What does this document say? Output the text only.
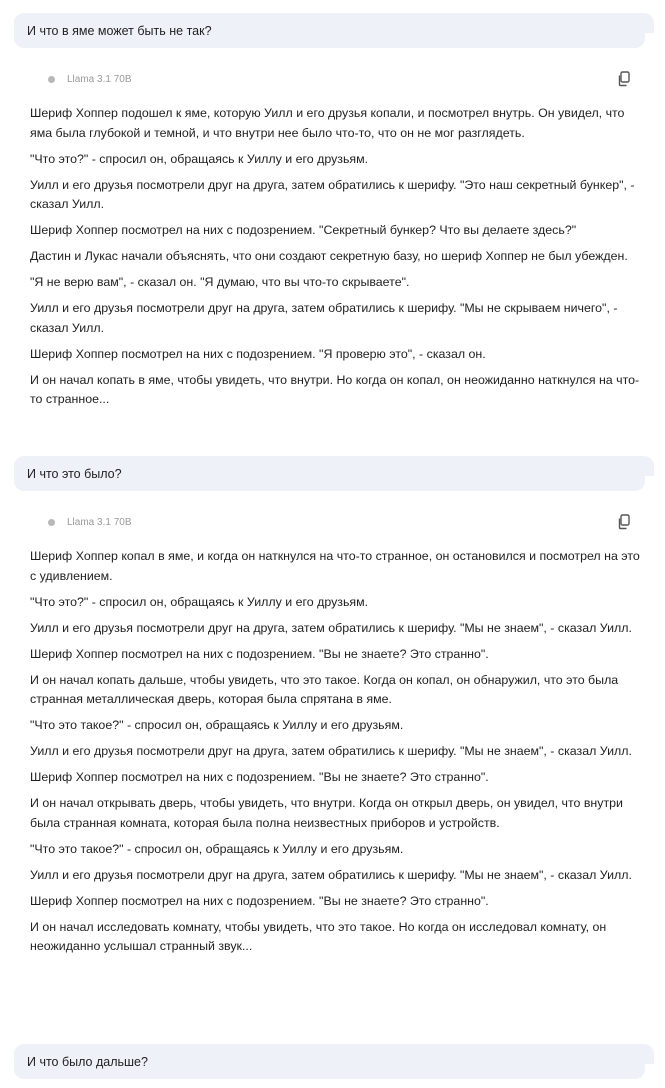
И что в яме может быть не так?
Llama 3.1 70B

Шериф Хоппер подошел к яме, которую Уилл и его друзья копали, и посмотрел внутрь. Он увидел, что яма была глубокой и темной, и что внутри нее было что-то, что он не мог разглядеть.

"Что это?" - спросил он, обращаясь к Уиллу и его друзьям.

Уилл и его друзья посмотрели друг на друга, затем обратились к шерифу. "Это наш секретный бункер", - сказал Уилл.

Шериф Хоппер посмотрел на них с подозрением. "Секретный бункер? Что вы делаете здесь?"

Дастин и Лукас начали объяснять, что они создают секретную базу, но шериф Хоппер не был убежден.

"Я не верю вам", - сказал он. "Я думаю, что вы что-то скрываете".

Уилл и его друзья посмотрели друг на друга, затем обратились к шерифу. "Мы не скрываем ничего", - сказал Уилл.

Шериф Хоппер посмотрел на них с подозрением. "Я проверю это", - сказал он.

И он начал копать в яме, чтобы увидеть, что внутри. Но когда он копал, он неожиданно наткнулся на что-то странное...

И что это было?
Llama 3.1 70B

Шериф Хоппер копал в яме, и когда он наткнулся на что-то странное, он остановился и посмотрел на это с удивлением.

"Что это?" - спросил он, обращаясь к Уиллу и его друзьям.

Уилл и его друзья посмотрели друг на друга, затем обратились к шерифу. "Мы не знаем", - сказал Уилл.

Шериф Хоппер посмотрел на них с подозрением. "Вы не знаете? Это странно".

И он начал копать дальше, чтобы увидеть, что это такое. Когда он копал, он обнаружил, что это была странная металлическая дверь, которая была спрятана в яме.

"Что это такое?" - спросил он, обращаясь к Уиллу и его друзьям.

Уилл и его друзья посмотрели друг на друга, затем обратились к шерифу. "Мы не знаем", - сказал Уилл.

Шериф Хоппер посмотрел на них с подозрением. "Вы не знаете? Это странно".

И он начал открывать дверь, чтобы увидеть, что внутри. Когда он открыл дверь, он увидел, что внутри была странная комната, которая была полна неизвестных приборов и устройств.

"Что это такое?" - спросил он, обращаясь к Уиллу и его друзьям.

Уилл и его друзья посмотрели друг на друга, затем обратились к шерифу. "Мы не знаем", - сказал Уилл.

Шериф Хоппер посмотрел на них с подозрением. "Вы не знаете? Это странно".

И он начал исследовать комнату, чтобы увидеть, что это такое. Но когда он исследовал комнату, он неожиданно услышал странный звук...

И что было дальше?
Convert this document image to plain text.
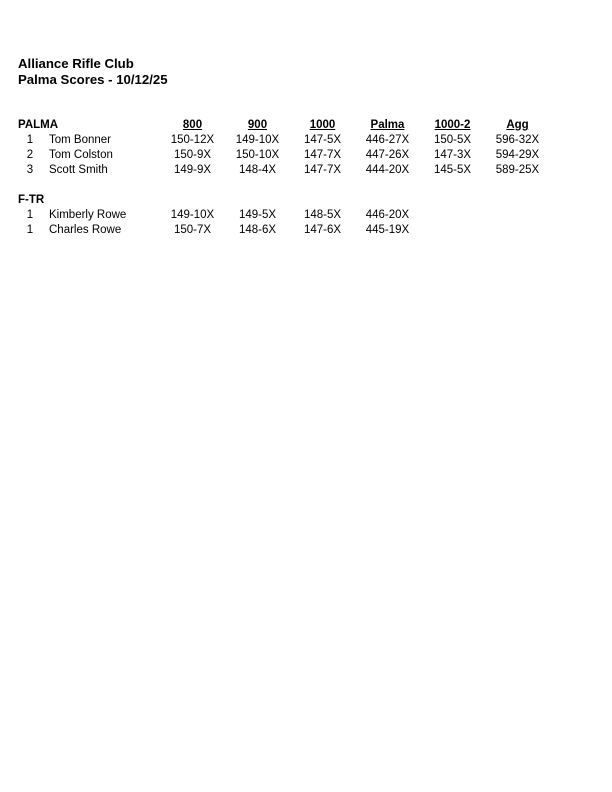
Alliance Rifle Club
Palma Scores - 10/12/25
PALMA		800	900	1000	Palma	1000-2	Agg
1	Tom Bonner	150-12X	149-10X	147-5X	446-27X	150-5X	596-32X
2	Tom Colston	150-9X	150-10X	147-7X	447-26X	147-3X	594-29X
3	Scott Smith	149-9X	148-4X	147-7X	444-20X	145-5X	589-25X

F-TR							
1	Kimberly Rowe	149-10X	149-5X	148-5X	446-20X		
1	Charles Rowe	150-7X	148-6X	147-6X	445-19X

** Problem to work on **
Return to the listing above and set it down exactly, leaving out its pictures.

** Reply **
What does this document say? Output the text only.
И что в яме может быть не так?
Llama 3.1 70B

Шериф Хоппер подошел к яме, которую Уилл и его друзья копали, и посмотрел внутрь. Он увидел, что яма была глубокой и темной, и что внутри нее было что-то, что он не мог разглядеть.

"Что это?" - спросил он, обращаясь к Уиллу и его друзьям.

Уилл и его друзья посмотрели друг на друга, затем обратились к шерифу. "Это наш секретный бункер", - сказал Уилл.

Шериф Хоппер посмотрел на них с подозрением. "Секретный бункер? Что вы делаете здесь?"

Дастин и Лукас начали объяснять, что они создают секретную базу, но шериф Хоппер не был убежден.

"Я не верю вам", - сказал он. "Я думаю, что вы что-то скрываете".

Уилл и его друзья посмотрели друг на друга, затем обратились к шерифу. "Мы не скрываем ничего", - сказал Уилл.

Шериф Хоппер посмотрел на них с подозрением. "Я проверю это", - сказал он.

И он начал копать в яме, чтобы увидеть, что внутри. Но когда он копал, он неожиданно наткнулся на что-то странное...

И что это было?
Llama 3.1 70B

Шериф Хоппер копал в яме, и когда он наткнулся на что-то странное, он остановился и посмотрел на это с удивлением.

"Что это?" - спросил он, обращаясь к Уиллу и его друзьям.

Уилл и его друзья посмотрели друг на друга, затем обратились к шерифу. "Мы не знаем", - сказал Уилл.

Шериф Хоппер посмотрел на них с подозрением. "Вы не знаете? Это странно".

И он начал копать дальше, чтобы увидеть, что это такое. Когда он копал, он обнаружил, что это была странная металлическая дверь, которая была спрятана в яме.

"Что это такое?" - спросил он, обращаясь к Уиллу и его друзьям.

Уилл и его друзья посмотрели друг на друга, затем обратились к шерифу. "Мы не знаем", - сказал Уилл.

Шериф Хоппер посмотрел на них с подозрением. "Вы не знаете? Это странно".

И он начал открывать дверь, чтобы увидеть, что внутри. Когда он открыл дверь, он увидел, что внутри была странная комната, которая была полна неизвестных приборов и устройств.

"Что это такое?" - спросил он, обращаясь к Уиллу и его друзьям.

Уилл и его друзья посмотрели друг на друга, затем обратились к шерифу. "Мы не знаем", - сказал Уилл.

Шериф Хоппер посмотрел на них с подозрением. "Вы не знаете? Это странно".

И он начал исследовать комнату, чтобы увидеть, что это такое. Но когда он исследовал комнату, он неожиданно услышал странный звук...

И что было дальше?
Convert this document image to plain text.
Alliance Rifle Club
Palma Scores - 10/12/25
PALMA		800	900	1000	Palma	1000-2	Agg
1	Tom Bonner	150-12X	149-10X	147-5X	446-27X	150-5X	596-32X
2	Tom Colston	150-9X	150-10X	147-7X	447-26X	147-3X	594-29X
3	Scott Smith	149-9X	148-4X	147-7X	444-20X	145-5X	589-25X

F-TR							
1	Kimberly Rowe	149-10X	149-5X	148-5X	446-20X		
1	Charles Rowe	150-7X	148-6X	147-6X	445-19X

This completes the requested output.